* **出典**:
****************************************
2013年1月 房総陣屋オフ

旅行期間:2013年1月26日(土)

主な滞在地
1月26日(土):貝淵陣屋・真武根陣屋・真里谷城・大多喜城・万喜城・小杉御殿
房総陣屋オフ行程地図


この日は神奈川のお城仲間を連れ立って千葉の陣屋&城郭を攻めるオフ会。
我が家から横浜→川崎の各所を回ってメンバーを拾い、そこからアクアラインを通って房総半島へ向かいます。
朝の9時半、海ほたるPAで一休み…
海ほたるから眺む
海ほたるから眺む

冬晴れの日、ちょっと風があって
海は細かく波立っておりましたが
見晴らしは抜群!沖を往く貨物船に
風の塔、そして対岸の川崎工業地帯と
全部がスッキリと見通せました。

アクアラインで千葉に上陸すれば、そこは木更津。木更津には江戸時代後期の陣屋がいくつか。
まずはそれを目当てに行動します。と言う訳で、最初の目的地は貝淵陣屋です。
徳川将軍家と縁が深い林家の陣屋ですが、今となっては何も遺構らしきものは無く…。
****************************************
* **保存データ**:

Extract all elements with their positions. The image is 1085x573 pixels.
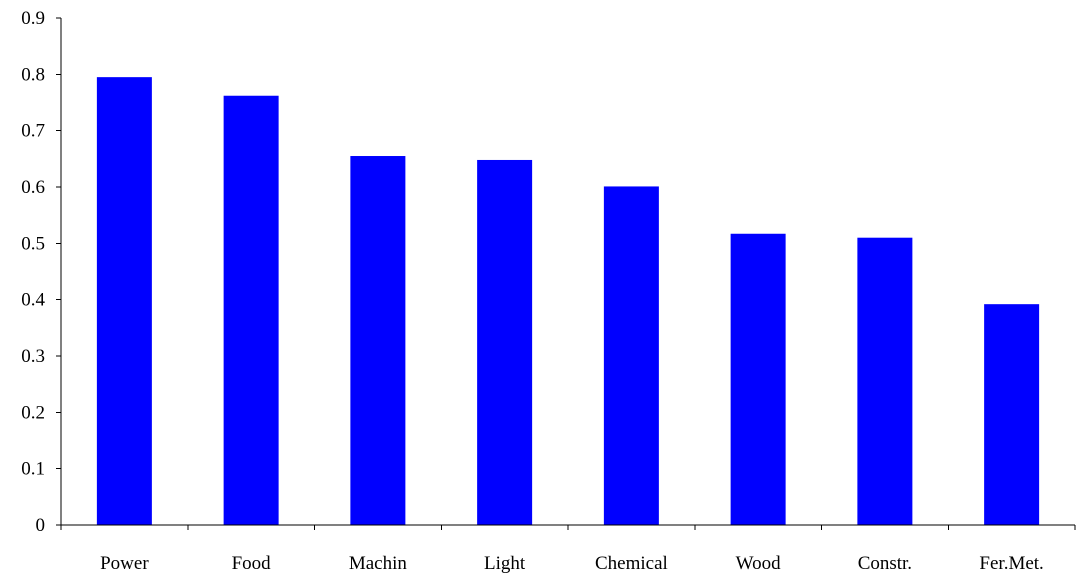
****************************************
* **小問**:
房総陣屋オフの旅行記を読み、次の問いに答えなさい。
1. 旅行期間として記されている日付はいつか。
2. 一行が海ほたるPAで一休みしたのは朝の何時か。
3. 最初の目的地である貝淵陣屋は、何家の陣屋か。

* **解答**:
1. 2013年1月26日(土)
2. 朝の9時半
3. 徳川将軍家と縁が深い林家